WRITTEN INSTRUCTION ▸ Write the material out again, line by line, exactly as it is.

------ SUPPLIED RECORDS ------

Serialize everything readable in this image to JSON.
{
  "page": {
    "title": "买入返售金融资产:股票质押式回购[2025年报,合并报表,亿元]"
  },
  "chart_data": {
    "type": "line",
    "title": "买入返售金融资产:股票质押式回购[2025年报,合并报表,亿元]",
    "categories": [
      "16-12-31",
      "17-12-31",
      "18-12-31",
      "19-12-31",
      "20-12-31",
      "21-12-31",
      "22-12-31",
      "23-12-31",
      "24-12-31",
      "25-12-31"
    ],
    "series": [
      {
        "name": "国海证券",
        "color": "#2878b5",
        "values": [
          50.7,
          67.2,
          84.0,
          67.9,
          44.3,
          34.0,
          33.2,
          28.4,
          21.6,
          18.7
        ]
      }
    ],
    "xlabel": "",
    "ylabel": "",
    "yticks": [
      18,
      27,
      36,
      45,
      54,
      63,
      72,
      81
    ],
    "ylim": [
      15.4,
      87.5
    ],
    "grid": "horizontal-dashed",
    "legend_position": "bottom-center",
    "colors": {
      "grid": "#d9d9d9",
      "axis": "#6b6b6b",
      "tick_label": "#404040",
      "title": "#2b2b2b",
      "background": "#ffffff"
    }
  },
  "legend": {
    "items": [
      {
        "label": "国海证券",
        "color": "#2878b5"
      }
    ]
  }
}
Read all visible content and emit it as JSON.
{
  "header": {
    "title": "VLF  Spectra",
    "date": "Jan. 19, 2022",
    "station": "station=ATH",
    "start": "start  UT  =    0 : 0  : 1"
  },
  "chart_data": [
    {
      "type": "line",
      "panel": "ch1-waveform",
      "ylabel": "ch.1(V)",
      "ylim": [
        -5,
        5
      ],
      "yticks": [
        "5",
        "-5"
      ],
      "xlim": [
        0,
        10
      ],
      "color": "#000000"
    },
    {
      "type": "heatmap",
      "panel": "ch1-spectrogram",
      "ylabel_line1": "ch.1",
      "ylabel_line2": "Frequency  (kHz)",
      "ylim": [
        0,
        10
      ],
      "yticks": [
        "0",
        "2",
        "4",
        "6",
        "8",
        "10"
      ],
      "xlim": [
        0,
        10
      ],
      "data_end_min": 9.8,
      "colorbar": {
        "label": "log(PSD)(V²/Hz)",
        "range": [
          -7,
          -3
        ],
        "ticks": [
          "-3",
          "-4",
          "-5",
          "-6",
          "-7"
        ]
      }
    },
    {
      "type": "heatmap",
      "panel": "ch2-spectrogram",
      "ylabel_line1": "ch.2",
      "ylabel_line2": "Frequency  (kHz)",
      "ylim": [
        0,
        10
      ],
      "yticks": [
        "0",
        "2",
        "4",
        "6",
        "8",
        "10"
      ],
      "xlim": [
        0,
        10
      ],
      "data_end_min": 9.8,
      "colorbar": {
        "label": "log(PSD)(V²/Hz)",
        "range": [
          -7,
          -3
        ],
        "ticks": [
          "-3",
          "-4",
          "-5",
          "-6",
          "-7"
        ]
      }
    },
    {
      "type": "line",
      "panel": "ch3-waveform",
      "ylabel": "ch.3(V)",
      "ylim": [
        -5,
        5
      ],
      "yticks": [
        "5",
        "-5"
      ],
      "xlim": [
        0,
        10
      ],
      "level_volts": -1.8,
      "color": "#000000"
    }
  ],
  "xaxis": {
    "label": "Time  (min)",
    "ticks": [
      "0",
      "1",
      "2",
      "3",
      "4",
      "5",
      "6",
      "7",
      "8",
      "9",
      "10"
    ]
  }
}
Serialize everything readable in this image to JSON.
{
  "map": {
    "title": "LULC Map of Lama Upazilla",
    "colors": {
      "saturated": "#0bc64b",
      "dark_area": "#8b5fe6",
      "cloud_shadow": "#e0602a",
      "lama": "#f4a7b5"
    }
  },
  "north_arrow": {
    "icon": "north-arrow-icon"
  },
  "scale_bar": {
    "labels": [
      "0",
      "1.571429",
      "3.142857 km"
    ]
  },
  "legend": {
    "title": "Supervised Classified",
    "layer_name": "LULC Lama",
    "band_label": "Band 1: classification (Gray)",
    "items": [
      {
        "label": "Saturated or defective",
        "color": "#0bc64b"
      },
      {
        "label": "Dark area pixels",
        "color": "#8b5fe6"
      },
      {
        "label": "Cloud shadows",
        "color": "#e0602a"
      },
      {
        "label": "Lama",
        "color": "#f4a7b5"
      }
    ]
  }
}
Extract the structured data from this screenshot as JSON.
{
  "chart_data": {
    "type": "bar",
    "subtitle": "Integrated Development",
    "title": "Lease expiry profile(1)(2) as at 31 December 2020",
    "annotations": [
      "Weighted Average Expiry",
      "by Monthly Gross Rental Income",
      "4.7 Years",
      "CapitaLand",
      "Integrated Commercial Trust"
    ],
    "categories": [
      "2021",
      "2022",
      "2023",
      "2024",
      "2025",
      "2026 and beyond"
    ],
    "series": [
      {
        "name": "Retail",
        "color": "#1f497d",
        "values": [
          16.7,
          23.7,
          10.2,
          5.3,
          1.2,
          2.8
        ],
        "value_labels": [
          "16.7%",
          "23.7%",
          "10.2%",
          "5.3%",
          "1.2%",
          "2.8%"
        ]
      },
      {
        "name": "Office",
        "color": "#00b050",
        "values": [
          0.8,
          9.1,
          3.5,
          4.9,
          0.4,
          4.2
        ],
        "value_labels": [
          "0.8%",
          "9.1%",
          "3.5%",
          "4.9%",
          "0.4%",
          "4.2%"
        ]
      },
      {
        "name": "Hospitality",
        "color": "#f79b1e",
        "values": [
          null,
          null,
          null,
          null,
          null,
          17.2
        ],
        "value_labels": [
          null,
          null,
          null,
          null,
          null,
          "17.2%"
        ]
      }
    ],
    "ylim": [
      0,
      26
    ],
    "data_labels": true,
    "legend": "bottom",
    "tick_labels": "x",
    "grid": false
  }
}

------

RESPONSE TO THIS TASK ▸
Serialize everything readable in this image to JSON.
{
  "page": {
    "title": "买入返售金融资产:股票质押式回购[2025年报,合并报表,亿元]"
  },
  "chart_data": {
    "type": "line",
    "title": "买入返售金融资产:股票质押式回购[2025年报,合并报表,亿元]",
    "categories": [
      "16-12-31",
      "17-12-31",
      "18-12-31",
      "19-12-31",
      "20-12-31",
      "21-12-31",
      "22-12-31",
      "23-12-31",
      "24-12-31",
      "25-12-31"
    ],
    "series": [
      {
        "name": "国海证券",
        "color": "#2878b5",
        "values": [
          50.7,
          67.2,
          84.0,
          67.9,
          44.3,
          34.0,
          33.2,
          28.4,
          21.6,
          18.7
        ]
      }
    ],
    "xlabel": "",
    "ylabel": "",
    "yticks": [
      18,
      27,
      36,
      45,
      54,
      63,
      72,
      81
    ],
    "ylim": [
      15.4,
      87.5
    ],
    "grid": "horizontal-dashed",
    "legend_position": "bottom-center",
    "colors": {
      "grid": "#d9d9d9",
      "axis": "#6b6b6b",
      "tick_label": "#404040",
      "title": "#2b2b2b",
      "background": "#ffffff"
    }
  },
  "legend": {
    "items": [
      {
        "label": "国海证券",
        "color": "#2878b5"
      }
    ]
  }
}
Read all visible content and emit it as JSON.
{
  "header": {
    "title": "VLF  Spectra",
    "date": "Jan. 19, 2022",
    "station": "station=ATH",
    "start": "start  UT  =    0 : 0  : 1"
  },
  "chart_data": [
    {
      "type": "line",
      "panel": "ch1-waveform",
      "ylabel": "ch.1(V)",
      "ylim": [
        -5,
        5
      ],
      "yticks": [
        "5",
        "-5"
      ],
      "xlim": [
        0,
        10
      ],
      "color": "#000000"
    },
    {
      "type": "heatmap",
      "panel": "ch1-spectrogram",
      "ylabel_line1": "ch.1",
      "ylabel_line2": "Frequency  (kHz)",
      "ylim": [
        0,
        10
      ],
      "yticks": [
        "0",
        "2",
        "4",
        "6",
        "8",
        "10"
      ],
      "xlim": [
        0,
        10
      ],
      "data_end_min": 9.8,
      "colorbar": {
        "label": "log(PSD)(V²/Hz)",
        "range": [
          -7,
          -3
        ],
        "ticks": [
          "-3",
          "-4",
          "-5",
          "-6",
          "-7"
        ]
      }
    },
    {
      "type": "heatmap",
      "panel": "ch2-spectrogram",
      "ylabel_line1": "ch.2",
      "ylabel_line2": "Frequency  (kHz)",
      "ylim": [
        0,
        10
      ],
      "yticks": [
        "0",
        "2",
        "4",
        "6",
        "8",
        "10"
      ],
      "xlim": [
        0,
        10
      ],
      "data_end_min": 9.8,
      "colorbar": {
        "label": "log(PSD)(V²/Hz)",
        "range": [
          -7,
          -3
        ],
        "ticks": [
          "-3",
          "-4",
          "-5",
          "-6",
          "-7"
        ]
      }
    },
    {
      "type": "line",
      "panel": "ch3-waveform",
      "ylabel": "ch.3(V)",
      "ylim": [
        -5,
        5
      ],
      "yticks": [
        "5",
        "-5"
      ],
      "xlim": [
        0,
        10
      ],
      "level_volts": -1.8,
      "color": "#000000"
    }
  ],
  "xaxis": {
    "label": "Time  (min)",
    "ticks": [
      "0",
      "1",
      "2",
      "3",
      "4",
      "5",
      "6",
      "7",
      "8",
      "9",
      "10"
    ]
  }
}
Serialize everything readable in this image to JSON.
{
  "map": {
    "title": "LULC Map of Lama Upazilla",
    "colors": {
      "saturated": "#0bc64b",
      "dark_area": "#8b5fe6",
      "cloud_shadow": "#e0602a",
      "lama": "#f4a7b5"
    }
  },
  "north_arrow": {
    "icon": "north-arrow-icon"
  },
  "scale_bar": {
    "labels": [
      "0",
      "1.571429",
      "3.142857 km"
    ]
  },
  "legend": {
    "title": "Supervised Classified",
    "layer_name": "LULC Lama",
    "band_label": "Band 1: classification (Gray)",
    "items": [
      {
        "label": "Saturated or defective",
        "color": "#0bc64b"
      },
      {
        "label": "Dark area pixels",
        "color": "#8b5fe6"
      },
      {
        "label": "Cloud shadows",
        "color": "#e0602a"
      },
      {
        "label": "Lama",
        "color": "#f4a7b5"
      }
    ]
  }
}
Extract the structured data from this screenshot as JSON.
{
  "chart_data": {
    "type": "bar",
    "subtitle": "Integrated Development",
    "title": "Lease expiry profile(1)(2) as at 31 December 2020",
    "annotations": [
      "Weighted Average Expiry",
      "by Monthly Gross Rental Income",
      "4.7 Years",
      "CapitaLand",
      "Integrated Commercial Trust"
    ],
    "categories": [
      "2021",
      "2022",
      "2023",
      "2024",
      "2025",
      "2026 and beyond"
    ],
    "series": [
      {
        "name": "Retail",
        "color": "#1f497d",
        "values": [
          16.7,
          23.7,
          10.2,
          5.3,
          1.2,
          2.8
        ],
        "value_labels": [
          "16.7%",
          "23.7%",
          "10.2%",
          "5.3%",
          "1.2%",
          "2.8%"
        ]
      },
      {
        "name": "Office",
        "color": "#00b050",
        "values": [
          0.8,
          9.1,
          3.5,
          4.9,
          0.4,
          4.2
        ],
        "value_labels": [
          "0.8%",
          "9.1%",
          "3.5%",
          "4.9%",
          "0.4%",
          "4.2%"
        ]
      },
      {
        "name": "Hospitality",
        "color": "#f79b1e",
        "values": [
          null,
          null,
          null,
          null,
          null,
          17.2
        ],
        "value_labels": [
          null,
          null,
          null,
          null,
          null,
          "17.2%"
        ]
      }
    ],
    "ylim": [
      0,
      26
    ],
    "data_labels": true,
    "legend": "bottom",
    "tick_labels": "x",
    "grid": false
  }
}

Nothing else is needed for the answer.